== Data extract
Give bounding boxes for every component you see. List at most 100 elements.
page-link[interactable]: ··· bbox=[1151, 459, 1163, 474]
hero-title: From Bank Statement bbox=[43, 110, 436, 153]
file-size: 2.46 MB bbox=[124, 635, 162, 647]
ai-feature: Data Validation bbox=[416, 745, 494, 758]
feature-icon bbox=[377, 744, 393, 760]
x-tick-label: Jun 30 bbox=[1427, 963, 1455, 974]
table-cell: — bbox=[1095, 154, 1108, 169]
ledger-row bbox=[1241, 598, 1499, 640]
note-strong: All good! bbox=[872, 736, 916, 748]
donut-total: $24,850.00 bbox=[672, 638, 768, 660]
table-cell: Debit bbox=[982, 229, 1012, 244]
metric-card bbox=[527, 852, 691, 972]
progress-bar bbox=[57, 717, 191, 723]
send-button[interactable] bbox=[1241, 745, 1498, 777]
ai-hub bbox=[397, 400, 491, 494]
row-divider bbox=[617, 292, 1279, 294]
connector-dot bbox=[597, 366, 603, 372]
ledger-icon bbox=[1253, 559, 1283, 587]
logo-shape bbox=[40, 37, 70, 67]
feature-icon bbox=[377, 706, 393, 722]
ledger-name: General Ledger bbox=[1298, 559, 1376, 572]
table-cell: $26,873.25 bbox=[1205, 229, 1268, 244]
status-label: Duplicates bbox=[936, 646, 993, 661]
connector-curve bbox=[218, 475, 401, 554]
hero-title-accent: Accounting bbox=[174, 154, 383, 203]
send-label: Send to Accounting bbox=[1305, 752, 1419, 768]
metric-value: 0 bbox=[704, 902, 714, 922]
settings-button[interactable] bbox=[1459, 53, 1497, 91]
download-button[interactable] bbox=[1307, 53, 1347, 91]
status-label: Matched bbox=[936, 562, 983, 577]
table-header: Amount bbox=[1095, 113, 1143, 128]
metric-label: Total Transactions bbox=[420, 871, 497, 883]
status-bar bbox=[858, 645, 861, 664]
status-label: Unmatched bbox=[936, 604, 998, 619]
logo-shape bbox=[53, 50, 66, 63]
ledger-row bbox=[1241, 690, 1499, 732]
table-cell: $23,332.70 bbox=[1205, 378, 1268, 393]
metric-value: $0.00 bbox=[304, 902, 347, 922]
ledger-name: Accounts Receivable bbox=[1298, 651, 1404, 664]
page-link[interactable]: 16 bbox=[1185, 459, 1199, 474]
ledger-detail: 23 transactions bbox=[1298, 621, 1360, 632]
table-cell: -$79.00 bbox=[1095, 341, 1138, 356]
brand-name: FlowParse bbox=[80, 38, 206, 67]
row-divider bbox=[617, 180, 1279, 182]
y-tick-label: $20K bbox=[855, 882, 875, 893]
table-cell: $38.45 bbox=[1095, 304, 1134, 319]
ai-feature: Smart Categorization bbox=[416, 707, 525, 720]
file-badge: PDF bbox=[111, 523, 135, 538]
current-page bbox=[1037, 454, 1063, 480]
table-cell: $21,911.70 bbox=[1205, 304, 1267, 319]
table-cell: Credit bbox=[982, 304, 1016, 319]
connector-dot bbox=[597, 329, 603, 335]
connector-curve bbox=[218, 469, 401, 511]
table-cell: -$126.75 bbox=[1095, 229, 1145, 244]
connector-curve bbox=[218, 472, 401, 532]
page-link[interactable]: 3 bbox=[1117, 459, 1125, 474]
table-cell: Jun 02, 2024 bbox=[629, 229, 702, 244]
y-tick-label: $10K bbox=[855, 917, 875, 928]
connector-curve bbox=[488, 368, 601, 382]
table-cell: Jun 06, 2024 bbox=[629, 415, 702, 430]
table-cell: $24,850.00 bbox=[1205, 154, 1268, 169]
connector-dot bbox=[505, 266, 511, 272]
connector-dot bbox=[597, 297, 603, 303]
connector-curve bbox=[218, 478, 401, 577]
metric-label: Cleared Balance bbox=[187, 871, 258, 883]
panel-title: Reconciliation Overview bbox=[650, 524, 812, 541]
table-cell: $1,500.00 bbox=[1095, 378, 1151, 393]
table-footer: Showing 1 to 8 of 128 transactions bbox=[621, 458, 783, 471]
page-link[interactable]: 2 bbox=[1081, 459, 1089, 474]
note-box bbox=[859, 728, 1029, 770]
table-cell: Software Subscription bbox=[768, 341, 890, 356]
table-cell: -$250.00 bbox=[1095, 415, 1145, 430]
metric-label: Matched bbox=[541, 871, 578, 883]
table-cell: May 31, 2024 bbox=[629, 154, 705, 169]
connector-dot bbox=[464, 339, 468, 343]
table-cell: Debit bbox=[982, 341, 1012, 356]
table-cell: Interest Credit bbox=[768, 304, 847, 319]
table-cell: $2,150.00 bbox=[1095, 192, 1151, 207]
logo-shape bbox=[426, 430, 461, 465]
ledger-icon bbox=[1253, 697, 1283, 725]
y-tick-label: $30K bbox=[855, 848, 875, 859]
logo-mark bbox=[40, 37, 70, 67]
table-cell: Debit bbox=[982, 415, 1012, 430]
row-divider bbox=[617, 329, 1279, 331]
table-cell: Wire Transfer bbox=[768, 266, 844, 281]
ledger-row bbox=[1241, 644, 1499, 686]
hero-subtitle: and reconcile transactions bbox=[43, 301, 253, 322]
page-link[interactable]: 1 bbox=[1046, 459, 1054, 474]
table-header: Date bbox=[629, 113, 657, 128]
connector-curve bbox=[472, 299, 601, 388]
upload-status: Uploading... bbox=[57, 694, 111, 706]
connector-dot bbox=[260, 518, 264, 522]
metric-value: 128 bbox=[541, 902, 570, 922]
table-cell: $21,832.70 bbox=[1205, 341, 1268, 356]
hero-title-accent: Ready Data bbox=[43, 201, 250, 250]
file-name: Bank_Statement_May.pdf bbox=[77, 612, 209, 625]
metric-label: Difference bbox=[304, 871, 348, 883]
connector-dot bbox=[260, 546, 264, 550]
====
Work to complete:
Write out the lines word for word, beginning with the very first line and stopping after the line that contains "progress-bar bbox=[57, 717, 191, 723]".

Task answer:
Give bounding boxes for every component you see. List at most 100 elements.
page-link[interactable]: ··· bbox=[1151, 459, 1163, 474]
hero-title: From Bank Statement bbox=[43, 110, 436, 153]
file-size: 2.46 MB bbox=[124, 635, 162, 647]
ai-feature: Data Validation bbox=[416, 745, 494, 758]
feature-icon bbox=[377, 744, 393, 760]
x-tick-label: Jun 30 bbox=[1427, 963, 1455, 974]
table-cell: — bbox=[1095, 154, 1108, 169]
ledger-row bbox=[1241, 598, 1499, 640]
note-strong: All good! bbox=[872, 736, 916, 748]
donut-total: $24,850.00 bbox=[672, 638, 768, 660]
table-cell: Debit bbox=[982, 229, 1012, 244]
metric-card bbox=[527, 852, 691, 972]
progress-bar bbox=[57, 717, 191, 723]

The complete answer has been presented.